[Start Material provided]
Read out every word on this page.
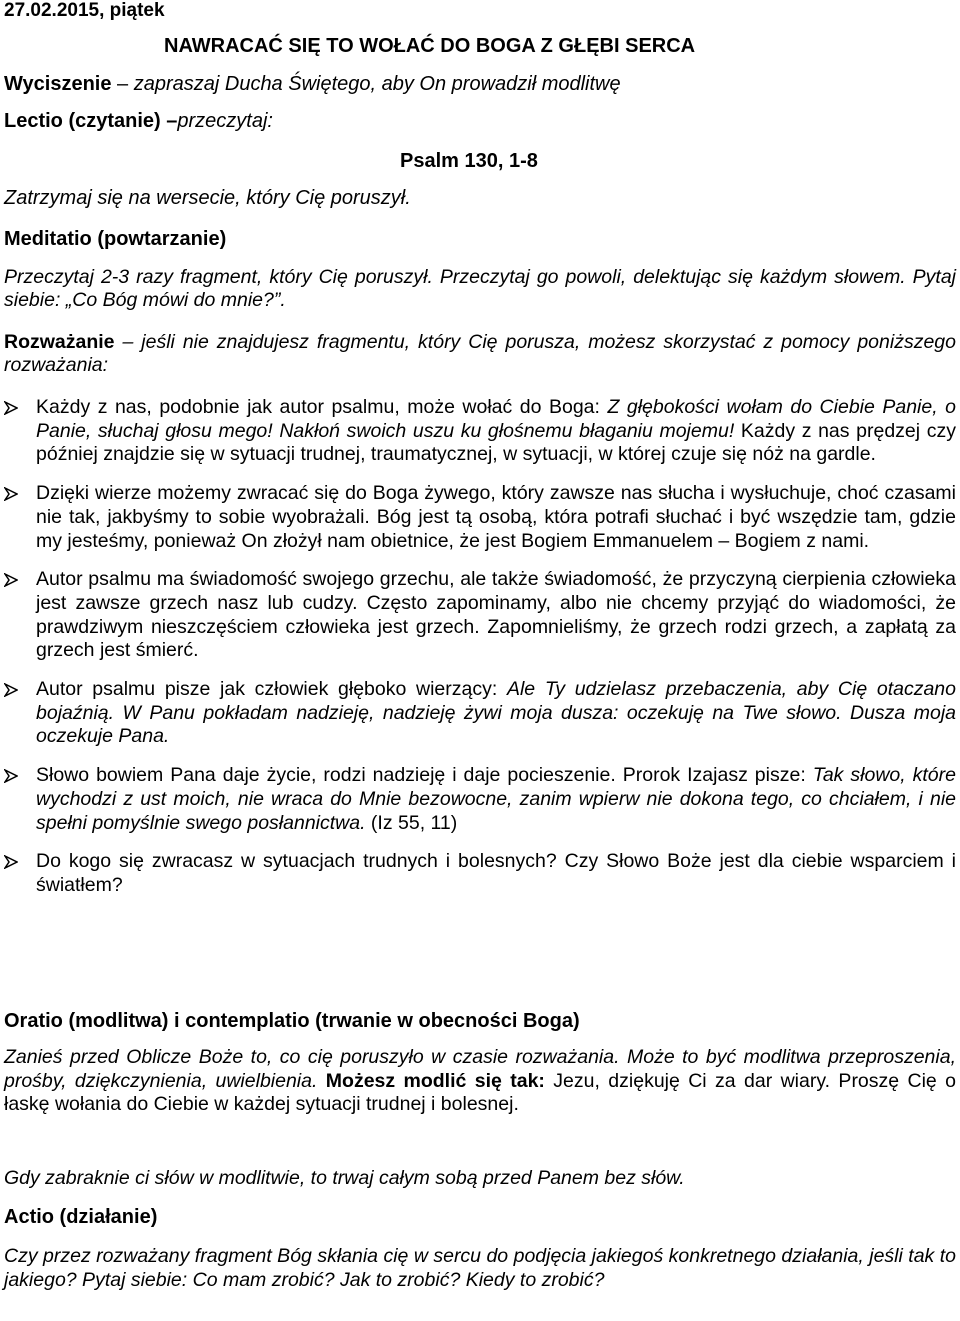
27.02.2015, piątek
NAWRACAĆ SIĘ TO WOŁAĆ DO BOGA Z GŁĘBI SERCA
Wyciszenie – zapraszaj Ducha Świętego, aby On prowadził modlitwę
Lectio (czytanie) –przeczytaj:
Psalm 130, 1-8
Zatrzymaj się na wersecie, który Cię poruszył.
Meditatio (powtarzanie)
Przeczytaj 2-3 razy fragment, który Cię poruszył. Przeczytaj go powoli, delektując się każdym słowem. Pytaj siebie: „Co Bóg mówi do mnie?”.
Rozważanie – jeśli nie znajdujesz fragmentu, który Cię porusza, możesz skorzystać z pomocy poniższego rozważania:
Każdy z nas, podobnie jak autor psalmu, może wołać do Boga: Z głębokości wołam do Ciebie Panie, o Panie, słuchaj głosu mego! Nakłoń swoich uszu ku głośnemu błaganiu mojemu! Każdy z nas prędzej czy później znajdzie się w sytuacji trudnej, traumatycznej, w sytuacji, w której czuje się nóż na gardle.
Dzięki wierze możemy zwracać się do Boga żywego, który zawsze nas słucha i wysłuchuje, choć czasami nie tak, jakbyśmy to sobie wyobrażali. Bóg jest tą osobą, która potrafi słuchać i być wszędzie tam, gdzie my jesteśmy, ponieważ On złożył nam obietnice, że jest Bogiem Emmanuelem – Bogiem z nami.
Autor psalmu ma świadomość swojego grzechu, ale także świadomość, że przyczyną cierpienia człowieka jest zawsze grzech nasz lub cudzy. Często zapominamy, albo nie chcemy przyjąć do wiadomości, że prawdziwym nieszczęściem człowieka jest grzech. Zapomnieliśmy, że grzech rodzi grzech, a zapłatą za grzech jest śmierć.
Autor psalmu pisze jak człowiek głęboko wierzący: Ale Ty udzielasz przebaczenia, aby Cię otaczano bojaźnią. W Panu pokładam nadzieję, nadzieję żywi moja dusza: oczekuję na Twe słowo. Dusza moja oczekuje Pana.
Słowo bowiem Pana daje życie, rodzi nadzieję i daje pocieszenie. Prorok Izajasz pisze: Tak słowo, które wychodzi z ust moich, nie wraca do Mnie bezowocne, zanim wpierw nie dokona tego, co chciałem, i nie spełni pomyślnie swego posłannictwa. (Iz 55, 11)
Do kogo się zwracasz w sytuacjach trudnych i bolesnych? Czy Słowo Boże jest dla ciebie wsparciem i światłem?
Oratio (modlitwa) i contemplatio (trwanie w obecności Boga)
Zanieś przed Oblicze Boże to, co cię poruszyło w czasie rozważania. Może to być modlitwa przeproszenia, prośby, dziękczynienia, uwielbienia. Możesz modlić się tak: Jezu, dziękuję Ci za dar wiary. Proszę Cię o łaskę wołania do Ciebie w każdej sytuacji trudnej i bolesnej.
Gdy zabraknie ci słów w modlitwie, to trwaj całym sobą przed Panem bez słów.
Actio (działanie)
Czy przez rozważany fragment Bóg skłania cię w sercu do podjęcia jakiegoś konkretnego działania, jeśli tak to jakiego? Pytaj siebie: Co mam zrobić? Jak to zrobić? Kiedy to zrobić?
[End Material provided]
[Start Material provided]
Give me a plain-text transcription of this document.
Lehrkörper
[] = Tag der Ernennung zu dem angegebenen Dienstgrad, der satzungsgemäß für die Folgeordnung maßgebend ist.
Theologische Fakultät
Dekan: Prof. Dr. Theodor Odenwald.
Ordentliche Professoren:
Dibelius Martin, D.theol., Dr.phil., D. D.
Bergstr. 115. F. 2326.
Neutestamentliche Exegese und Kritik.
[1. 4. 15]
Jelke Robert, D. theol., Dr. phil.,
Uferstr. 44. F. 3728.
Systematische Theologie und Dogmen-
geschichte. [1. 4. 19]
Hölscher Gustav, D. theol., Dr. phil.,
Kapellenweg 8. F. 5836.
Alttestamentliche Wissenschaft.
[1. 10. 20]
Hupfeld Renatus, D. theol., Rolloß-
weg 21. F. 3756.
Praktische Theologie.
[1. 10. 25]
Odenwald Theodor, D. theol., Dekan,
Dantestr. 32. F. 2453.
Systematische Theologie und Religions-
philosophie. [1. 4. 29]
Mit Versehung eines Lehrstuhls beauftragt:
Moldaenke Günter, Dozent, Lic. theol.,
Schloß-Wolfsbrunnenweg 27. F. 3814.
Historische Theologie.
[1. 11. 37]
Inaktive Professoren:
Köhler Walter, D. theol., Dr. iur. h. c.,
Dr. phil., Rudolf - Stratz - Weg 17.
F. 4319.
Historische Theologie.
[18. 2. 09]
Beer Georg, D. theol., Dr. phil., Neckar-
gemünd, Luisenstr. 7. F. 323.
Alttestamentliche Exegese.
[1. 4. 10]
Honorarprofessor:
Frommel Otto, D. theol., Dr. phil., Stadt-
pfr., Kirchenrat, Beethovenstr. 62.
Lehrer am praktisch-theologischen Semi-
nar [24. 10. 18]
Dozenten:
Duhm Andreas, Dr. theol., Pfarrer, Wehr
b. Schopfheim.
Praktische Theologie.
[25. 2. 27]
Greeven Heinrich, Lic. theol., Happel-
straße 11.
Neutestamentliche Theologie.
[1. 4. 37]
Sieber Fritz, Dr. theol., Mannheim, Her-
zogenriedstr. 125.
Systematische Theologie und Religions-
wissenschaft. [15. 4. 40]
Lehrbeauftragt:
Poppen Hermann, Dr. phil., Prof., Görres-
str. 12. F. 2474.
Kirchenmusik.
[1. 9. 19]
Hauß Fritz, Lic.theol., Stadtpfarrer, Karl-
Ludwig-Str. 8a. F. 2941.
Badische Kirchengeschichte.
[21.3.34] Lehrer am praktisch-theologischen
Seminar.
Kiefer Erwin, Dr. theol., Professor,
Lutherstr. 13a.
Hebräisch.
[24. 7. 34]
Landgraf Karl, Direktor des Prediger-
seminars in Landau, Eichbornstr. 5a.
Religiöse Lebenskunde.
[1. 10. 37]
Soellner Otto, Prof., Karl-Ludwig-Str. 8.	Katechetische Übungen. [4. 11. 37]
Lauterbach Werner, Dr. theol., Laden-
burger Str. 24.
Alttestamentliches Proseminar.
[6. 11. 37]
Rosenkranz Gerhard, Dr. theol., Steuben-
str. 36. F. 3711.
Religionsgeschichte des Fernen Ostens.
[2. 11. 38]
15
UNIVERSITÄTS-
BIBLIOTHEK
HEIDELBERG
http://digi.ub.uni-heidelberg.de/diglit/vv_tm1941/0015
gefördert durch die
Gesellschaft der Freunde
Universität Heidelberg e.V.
[End Material provided]
** What you are asked to do **
Find the string "Boże" in the entries above and return each line that holds it.

** Correct result **
Do kogo się zwracasz w sytuacjach trudnych i bolesnych? Czy Słowo Boże jest dla ciebie wsparciem i światłem?
Zanieś przed Oblicze Boże to, co cię poruszyło w czasie rozważania. Może to być modlitwa przeproszenia, prośby, dziękczynienia, uwielbienia. Możesz modlić się tak: Jezu, dziękuję Ci za dar wiary. Proszę Cię o łaskę wołania do Ciebie w każdej sytuacji trudnej i bolesnej.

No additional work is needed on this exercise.